Given task:
Show all lines from the data that include the word "violent".
################
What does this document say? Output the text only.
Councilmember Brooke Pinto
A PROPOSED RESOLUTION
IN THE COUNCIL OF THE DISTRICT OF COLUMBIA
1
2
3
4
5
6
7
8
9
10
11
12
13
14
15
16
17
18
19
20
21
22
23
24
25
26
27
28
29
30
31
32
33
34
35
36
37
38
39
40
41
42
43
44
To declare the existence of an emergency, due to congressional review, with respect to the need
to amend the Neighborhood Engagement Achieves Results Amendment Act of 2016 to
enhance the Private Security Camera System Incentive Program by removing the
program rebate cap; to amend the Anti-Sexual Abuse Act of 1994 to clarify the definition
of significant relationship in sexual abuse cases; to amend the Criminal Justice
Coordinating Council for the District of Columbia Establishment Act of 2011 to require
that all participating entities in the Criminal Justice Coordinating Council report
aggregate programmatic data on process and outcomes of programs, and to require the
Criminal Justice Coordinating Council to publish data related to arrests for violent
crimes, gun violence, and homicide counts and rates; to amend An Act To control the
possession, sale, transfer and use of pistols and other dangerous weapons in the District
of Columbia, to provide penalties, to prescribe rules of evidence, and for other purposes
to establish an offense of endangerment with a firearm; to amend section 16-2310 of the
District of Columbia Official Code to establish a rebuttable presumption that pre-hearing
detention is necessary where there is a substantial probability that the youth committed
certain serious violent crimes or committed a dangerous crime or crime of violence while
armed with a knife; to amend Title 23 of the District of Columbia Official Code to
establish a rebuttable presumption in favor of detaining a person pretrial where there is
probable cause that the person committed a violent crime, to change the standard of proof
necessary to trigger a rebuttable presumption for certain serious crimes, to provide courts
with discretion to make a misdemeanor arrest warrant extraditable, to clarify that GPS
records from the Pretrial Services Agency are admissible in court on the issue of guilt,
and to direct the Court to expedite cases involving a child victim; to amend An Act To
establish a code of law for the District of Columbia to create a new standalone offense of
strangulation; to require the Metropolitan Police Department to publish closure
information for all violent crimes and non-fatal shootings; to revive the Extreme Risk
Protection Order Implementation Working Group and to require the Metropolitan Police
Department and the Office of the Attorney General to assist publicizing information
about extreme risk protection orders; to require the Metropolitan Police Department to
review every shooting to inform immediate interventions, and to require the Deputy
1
################
Completed exercise:
Criminal Justice Coordinating Council to publish data related to arrests for violent
certain serious violent crimes or committed a dangerous crime or crime of violence while
probable cause that the person committed a violent crime, to change the standard of proof
information for all violent crimes and non-fatal shootings; to revive the Extreme Risk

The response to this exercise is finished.